Records shown -
--- start ---

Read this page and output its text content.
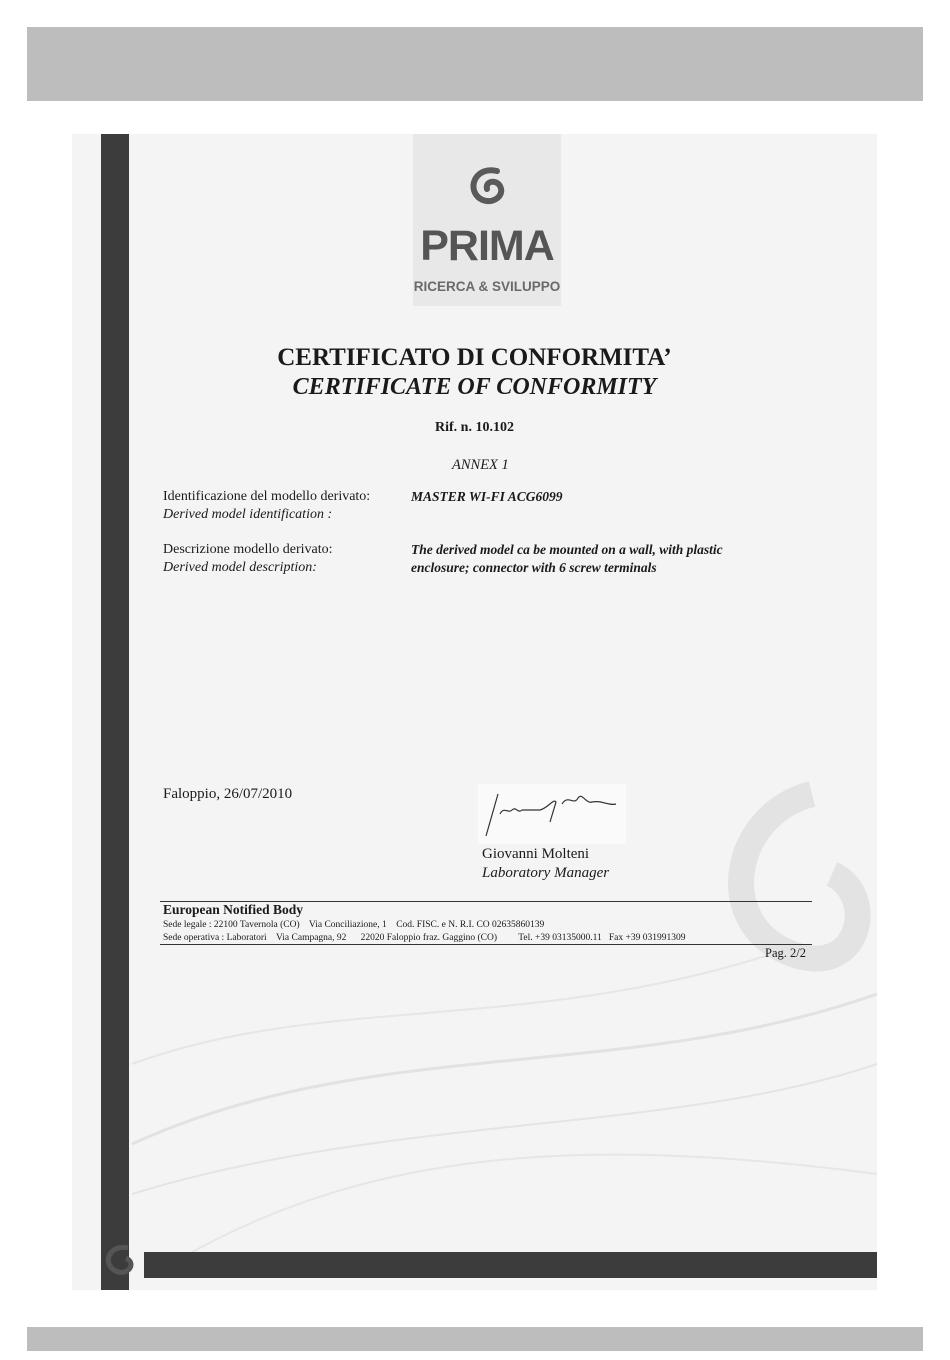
PRIMA
RICERCA & SVILUPPO
CERTIFICATO DI CONFORMITA’
CERTIFICATE OF CONFORMITY
Rif. n. 10.102
ANNEX 1
Identificazione del modello derivato:
Derived model identification :
MASTER WI-FI ACG6099
Descrizione modello derivato:
Derived model description:
The derived model ca be mounted on a wall, with plastic
enclosure; connector with 6 screw terminals
Faloppio, 26/07/2010
Giovanni Molteni
Laboratory Manager
European Notified Body
Sede legale : 22100 Tavernola (CO)    Via Conciliazione, 1    Cod. FISC. e N. R.I. CO 02635860139
Sede operativa : Laboratori    Via Campagna, 92      22020 Faloppio fraz. Gaggino (CO)         Tel. +39 03135000.11   Fax +39 031991309
Pag. 2/2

--- end ---

What you are asked to do - Search the entries for the word "Faloppio" and copy every line that has it.

Task solution -
Faloppio, 26/07/2010
Sede operativa : Laboratori    Via Campagna, 92      22020 Faloppio fraz. Gaggino (CO)         Tel. +39 03135000.11   Fax +39 031991309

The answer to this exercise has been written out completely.